:: Task details ::
Gather up all lines that carry the word "color".

:: Record excerpts ::
____

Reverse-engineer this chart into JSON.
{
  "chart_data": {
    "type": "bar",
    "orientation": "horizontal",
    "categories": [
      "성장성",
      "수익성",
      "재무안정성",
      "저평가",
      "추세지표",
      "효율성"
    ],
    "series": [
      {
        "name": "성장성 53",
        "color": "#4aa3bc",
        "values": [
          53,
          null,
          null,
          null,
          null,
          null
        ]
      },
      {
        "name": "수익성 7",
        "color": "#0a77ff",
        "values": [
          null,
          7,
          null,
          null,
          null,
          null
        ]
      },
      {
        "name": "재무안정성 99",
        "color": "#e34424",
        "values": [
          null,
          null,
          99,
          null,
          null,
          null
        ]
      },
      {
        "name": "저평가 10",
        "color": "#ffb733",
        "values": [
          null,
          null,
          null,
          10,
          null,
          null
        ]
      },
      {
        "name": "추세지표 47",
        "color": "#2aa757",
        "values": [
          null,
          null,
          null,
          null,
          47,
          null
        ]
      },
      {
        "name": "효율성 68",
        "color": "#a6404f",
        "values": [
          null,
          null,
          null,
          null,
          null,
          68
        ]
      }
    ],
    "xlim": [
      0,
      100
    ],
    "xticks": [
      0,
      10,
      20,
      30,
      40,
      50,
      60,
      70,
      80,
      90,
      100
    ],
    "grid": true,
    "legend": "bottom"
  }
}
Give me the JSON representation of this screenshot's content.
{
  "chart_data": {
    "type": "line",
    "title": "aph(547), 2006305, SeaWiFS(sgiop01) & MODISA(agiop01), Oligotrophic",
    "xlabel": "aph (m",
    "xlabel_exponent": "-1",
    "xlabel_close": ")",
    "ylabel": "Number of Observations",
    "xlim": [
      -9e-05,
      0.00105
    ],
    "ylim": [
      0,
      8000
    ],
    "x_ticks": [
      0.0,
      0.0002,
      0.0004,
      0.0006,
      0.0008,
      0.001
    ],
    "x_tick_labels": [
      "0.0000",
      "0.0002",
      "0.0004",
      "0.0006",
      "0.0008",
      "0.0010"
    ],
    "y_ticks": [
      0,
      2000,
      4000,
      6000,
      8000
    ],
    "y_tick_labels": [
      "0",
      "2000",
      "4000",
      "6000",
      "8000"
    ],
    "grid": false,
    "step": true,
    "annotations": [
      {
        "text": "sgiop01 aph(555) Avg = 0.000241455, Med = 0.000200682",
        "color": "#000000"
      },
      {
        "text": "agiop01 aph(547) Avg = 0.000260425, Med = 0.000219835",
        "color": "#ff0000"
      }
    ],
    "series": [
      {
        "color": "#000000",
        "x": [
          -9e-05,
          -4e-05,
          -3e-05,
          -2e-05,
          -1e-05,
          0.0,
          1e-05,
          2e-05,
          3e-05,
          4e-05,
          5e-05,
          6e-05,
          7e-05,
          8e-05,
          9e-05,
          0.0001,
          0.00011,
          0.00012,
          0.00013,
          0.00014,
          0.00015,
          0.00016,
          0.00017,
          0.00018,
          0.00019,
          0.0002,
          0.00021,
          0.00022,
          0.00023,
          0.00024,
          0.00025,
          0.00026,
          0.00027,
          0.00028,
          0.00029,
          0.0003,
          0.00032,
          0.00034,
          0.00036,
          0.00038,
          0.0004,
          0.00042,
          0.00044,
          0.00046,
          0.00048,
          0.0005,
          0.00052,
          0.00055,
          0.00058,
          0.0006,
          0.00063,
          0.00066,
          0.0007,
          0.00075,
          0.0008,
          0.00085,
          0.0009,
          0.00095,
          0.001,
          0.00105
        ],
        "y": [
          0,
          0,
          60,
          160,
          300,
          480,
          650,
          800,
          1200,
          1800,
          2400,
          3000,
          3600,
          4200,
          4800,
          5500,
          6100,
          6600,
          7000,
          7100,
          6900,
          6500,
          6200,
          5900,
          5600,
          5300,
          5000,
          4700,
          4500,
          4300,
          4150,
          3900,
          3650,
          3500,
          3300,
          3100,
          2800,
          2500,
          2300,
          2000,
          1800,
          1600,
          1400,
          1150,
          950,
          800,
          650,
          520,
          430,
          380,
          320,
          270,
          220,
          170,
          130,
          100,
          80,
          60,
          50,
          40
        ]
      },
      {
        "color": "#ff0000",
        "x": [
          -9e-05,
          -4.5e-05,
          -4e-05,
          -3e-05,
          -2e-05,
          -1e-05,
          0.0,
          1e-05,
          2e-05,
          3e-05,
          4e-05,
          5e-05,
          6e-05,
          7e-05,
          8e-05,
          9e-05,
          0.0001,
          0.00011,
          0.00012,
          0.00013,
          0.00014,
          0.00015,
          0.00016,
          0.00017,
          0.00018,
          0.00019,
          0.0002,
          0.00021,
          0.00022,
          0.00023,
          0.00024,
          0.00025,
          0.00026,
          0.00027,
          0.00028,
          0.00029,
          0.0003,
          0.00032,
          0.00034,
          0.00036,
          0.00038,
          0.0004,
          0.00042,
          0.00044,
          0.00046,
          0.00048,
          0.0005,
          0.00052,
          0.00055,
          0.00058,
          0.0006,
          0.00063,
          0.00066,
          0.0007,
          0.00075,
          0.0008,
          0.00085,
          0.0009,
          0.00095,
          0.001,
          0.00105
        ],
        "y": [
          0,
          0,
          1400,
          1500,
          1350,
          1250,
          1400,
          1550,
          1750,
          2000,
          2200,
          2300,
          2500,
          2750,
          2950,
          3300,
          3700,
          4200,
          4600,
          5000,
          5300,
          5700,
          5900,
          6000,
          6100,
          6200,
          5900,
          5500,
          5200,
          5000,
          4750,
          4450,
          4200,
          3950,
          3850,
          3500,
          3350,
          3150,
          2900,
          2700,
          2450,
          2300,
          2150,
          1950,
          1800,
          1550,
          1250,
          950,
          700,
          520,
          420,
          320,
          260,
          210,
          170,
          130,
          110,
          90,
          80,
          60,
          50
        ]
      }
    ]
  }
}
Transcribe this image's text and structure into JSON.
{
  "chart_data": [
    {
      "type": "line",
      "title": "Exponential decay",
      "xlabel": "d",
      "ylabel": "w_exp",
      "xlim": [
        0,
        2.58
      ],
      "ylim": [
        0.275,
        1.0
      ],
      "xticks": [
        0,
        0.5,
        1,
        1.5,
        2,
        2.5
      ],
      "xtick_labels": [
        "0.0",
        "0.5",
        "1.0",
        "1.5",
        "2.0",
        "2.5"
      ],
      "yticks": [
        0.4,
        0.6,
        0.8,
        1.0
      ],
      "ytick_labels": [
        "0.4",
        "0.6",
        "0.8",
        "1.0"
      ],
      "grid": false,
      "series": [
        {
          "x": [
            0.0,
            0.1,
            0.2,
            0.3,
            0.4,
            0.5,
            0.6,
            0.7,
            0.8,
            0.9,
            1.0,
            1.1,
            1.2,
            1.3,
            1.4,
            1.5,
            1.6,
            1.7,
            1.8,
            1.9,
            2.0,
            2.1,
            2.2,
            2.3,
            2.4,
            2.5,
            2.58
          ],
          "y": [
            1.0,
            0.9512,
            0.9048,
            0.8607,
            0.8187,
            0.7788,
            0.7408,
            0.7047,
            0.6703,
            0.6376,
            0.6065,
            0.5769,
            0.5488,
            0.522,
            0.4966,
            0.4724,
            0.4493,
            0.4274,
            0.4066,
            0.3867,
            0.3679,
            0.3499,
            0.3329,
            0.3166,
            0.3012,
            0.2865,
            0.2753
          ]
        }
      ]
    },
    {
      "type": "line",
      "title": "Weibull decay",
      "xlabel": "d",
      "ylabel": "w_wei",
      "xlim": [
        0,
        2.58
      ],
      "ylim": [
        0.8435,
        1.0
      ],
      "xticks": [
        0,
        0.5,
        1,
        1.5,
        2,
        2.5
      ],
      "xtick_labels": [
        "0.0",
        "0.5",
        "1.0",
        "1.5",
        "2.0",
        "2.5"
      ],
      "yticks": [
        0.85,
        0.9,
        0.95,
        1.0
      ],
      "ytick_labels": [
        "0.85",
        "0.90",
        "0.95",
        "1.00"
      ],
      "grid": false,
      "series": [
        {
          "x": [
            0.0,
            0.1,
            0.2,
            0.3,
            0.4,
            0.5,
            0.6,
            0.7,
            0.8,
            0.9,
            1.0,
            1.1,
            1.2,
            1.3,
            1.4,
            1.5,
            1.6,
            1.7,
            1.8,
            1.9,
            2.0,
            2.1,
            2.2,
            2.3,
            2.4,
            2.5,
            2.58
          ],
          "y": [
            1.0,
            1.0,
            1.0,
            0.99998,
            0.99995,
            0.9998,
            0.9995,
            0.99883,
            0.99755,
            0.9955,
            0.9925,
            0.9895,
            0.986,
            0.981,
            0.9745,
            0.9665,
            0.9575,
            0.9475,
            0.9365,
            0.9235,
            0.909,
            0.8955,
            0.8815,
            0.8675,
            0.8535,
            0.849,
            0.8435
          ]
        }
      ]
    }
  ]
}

____

:: Completed task ::
        "color": "#4aa3bc",
        "color": "#0a77ff",
        "color": "#e34424",
        "color": "#ffb733",
        "color": "#2aa757",
        "color": "#a6404f",
        "color": "#000000"
        "color": "#ff0000"
        "color": "#000000",
        "color": "#ff0000",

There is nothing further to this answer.